## BEGIN Entries

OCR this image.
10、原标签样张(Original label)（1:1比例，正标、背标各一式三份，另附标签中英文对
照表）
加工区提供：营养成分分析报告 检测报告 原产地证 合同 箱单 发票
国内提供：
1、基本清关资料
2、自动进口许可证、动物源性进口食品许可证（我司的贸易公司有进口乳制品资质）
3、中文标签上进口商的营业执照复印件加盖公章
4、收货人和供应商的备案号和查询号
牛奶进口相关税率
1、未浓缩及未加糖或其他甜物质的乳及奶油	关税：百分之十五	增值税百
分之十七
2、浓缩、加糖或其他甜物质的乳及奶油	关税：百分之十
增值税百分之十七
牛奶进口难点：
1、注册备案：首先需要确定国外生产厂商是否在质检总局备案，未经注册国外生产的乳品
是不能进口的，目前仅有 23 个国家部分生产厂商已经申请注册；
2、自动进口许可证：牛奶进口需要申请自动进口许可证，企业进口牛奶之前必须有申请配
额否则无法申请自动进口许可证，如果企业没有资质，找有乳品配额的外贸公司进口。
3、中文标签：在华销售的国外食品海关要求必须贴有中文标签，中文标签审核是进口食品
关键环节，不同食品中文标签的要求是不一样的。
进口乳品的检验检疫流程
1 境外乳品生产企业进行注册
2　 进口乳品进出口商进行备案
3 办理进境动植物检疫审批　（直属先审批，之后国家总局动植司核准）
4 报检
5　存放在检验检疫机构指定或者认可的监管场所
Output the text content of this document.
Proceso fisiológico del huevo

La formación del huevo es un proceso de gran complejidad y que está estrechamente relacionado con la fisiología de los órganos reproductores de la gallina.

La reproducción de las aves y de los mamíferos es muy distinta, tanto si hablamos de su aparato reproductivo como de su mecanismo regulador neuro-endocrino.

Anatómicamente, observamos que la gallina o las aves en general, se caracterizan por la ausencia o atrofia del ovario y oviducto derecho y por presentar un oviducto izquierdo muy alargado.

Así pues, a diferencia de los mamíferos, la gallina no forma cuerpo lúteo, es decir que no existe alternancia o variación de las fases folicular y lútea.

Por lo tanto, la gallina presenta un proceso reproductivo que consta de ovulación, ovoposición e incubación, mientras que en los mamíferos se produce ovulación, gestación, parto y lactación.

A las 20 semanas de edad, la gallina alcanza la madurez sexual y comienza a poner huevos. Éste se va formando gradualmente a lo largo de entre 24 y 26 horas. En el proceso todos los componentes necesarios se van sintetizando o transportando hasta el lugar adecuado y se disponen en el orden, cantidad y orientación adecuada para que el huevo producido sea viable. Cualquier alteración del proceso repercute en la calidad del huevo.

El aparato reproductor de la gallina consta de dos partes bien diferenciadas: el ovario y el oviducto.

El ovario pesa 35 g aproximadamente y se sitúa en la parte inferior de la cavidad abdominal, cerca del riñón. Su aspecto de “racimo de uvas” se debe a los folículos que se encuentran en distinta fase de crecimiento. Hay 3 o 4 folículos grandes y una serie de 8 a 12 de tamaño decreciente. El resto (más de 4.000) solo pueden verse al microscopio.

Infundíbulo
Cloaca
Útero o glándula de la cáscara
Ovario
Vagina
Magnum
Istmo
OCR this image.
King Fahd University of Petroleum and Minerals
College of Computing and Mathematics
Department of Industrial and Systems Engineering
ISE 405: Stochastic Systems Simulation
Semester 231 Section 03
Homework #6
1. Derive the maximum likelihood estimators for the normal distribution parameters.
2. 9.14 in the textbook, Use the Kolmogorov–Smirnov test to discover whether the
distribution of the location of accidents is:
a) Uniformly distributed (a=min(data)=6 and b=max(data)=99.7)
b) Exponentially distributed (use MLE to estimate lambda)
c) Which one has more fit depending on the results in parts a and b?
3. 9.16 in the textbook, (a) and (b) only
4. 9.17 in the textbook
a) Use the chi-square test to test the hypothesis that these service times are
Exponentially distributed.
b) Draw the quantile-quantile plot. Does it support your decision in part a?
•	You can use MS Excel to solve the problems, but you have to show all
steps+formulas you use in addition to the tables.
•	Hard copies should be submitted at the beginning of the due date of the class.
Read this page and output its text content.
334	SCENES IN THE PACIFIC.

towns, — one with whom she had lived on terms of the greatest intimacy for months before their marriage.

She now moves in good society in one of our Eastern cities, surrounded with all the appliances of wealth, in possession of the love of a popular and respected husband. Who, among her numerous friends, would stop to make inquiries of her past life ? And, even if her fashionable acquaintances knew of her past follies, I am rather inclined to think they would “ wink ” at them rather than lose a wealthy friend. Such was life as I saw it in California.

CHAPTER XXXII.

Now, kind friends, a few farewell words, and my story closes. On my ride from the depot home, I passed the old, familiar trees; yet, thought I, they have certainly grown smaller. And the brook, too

## END Entries

• **What to do**: Repeat the entries exactly, all of them.

• **Answer for this exercise**:
OCR this image.
10、原标签样张(Original label)（1:1比例，正标、背标各一式三份，另附标签中英文对
照表）
加工区提供：营养成分分析报告 检测报告 原产地证 合同 箱单 发票
国内提供：
1、基本清关资料
2、自动进口许可证、动物源性进口食品许可证（我司的贸易公司有进口乳制品资质）
3、中文标签上进口商的营业执照复印件加盖公章
4、收货人和供应商的备案号和查询号
牛奶进口相关税率
1、未浓缩及未加糖或其他甜物质的乳及奶油	关税：百分之十五	增值税百
分之十七
2、浓缩、加糖或其他甜物质的乳及奶油	关税：百分之十
增值税百分之十七
牛奶进口难点：
1、注册备案：首先需要确定国外生产厂商是否在质检总局备案，未经注册国外生产的乳品
是不能进口的，目前仅有 23 个国家部分生产厂商已经申请注册；
2、自动进口许可证：牛奶进口需要申请自动进口许可证，企业进口牛奶之前必须有申请配
额否则无法申请自动进口许可证，如果企业没有资质，找有乳品配额的外贸公司进口。
3、中文标签：在华销售的国外食品海关要求必须贴有中文标签，中文标签审核是进口食品
关键环节，不同食品中文标签的要求是不一样的。
进口乳品的检验检疫流程
1 境外乳品生产企业进行注册
2　 进口乳品进出口商进行备案
3 办理进境动植物检疫审批　（直属先审批，之后国家总局动植司核准）
4 报检
5　存放在检验检疫机构指定或者认可的监管场所
Output the text content of this document.
Proceso fisiológico del huevo

La formación del huevo es un proceso de gran complejidad y que está estrechamente relacionado con la fisiología de los órganos reproductores de la gallina.

La reproducción de las aves y de los mamíferos es muy distinta, tanto si hablamos de su aparato reproductivo como de su mecanismo regulador neuro-endocrino.

Anatómicamente, observamos que la gallina o las aves en general, se caracterizan por la ausencia o atrofia del ovario y oviducto derecho y por presentar un oviducto izquierdo muy alargado.

Así pues, a diferencia de los mamíferos, la gallina no forma cuerpo lúteo, es decir que no existe alternancia o variación de las fases folicular y lútea.

Por lo tanto, la gallina presenta un proceso reproductivo que consta de ovulación, ovoposición e incubación, mientras que en los mamíferos se produce ovulación, gestación, parto y lactación.

A las 20 semanas de edad, la gallina alcanza la madurez sexual y comienza a poner huevos. Éste se va formando gradualmente a lo largo de entre 24 y 26 horas. En el proceso todos los componentes necesarios se van sintetizando o transportando hasta el lugar adecuado y se disponen en el orden, cantidad y orientación adecuada para que el huevo producido sea viable. Cualquier alteración del proceso repercute en la calidad del huevo.

El aparato reproductor de la gallina consta de dos partes bien diferenciadas: el ovario y el oviducto.

El ovario pesa 35 g aproximadamente y se sitúa en la parte inferior de la cavidad abdominal, cerca del riñón. Su aspecto de “racimo de uvas” se debe a los folículos que se encuentran en distinta fase de crecimiento. Hay 3 o 4 folículos grandes y una serie de 8 a 12 de tamaño decreciente. El resto (más de 4.000) solo pueden verse al microscopio.

Infundíbulo
Cloaca
Útero o glándula de la cáscara
Ovario
Vagina
Magnum
Istmo
OCR this image.
King Fahd University of Petroleum and Minerals
College of Computing and Mathematics
Department of Industrial and Systems Engineering
ISE 405: Stochastic Systems Simulation
Semester 231 Section 03
Homework #6
1. Derive the maximum likelihood estimators for the normal distribution parameters.
2. 9.14 in the textbook, Use the Kolmogorov–Smirnov test to discover whether the
distribution of the location of accidents is:
a) Uniformly distributed (a=min(data)=6 and b=max(data)=99.7)
b) Exponentially distributed (use MLE to estimate lambda)
c) Which one has more fit depending on the results in parts a and b?
3. 9.16 in the textbook, (a) and (b) only
4. 9.17 in the textbook
a) Use the chi-square test to test the hypothesis that these service times are
Exponentially distributed.
b) Draw the quantile-quantile plot. Does it support your decision in part a?
•	You can use MS Excel to solve the problems, but you have to show all
steps+formulas you use in addition to the tables.
•	Hard copies should be submitted at the beginning of the due date of the class.
Read this page and output its text content.
334	SCENES IN THE PACIFIC.

towns, — one with whom she had lived on terms of the greatest intimacy for months before their marriage.

She now moves in good society in one of our Eastern cities, surrounded with all the appliances of wealth, in possession of the love of a popular and respected husband. Who, among her numerous friends, would stop to make inquiries of her past life ? And, even if her fashionable acquaintances knew of her past follies, I am rather inclined to think they would “ wink ” at them rather than lose a wealthy friend. Such was life as I saw it in California.

CHAPTER XXXII.

Now, kind friends, a few farewell words, and my story closes. On my ride from the depot home, I passed the old, familiar trees; yet, thought I, they have certainly grown smaller. And the brook, too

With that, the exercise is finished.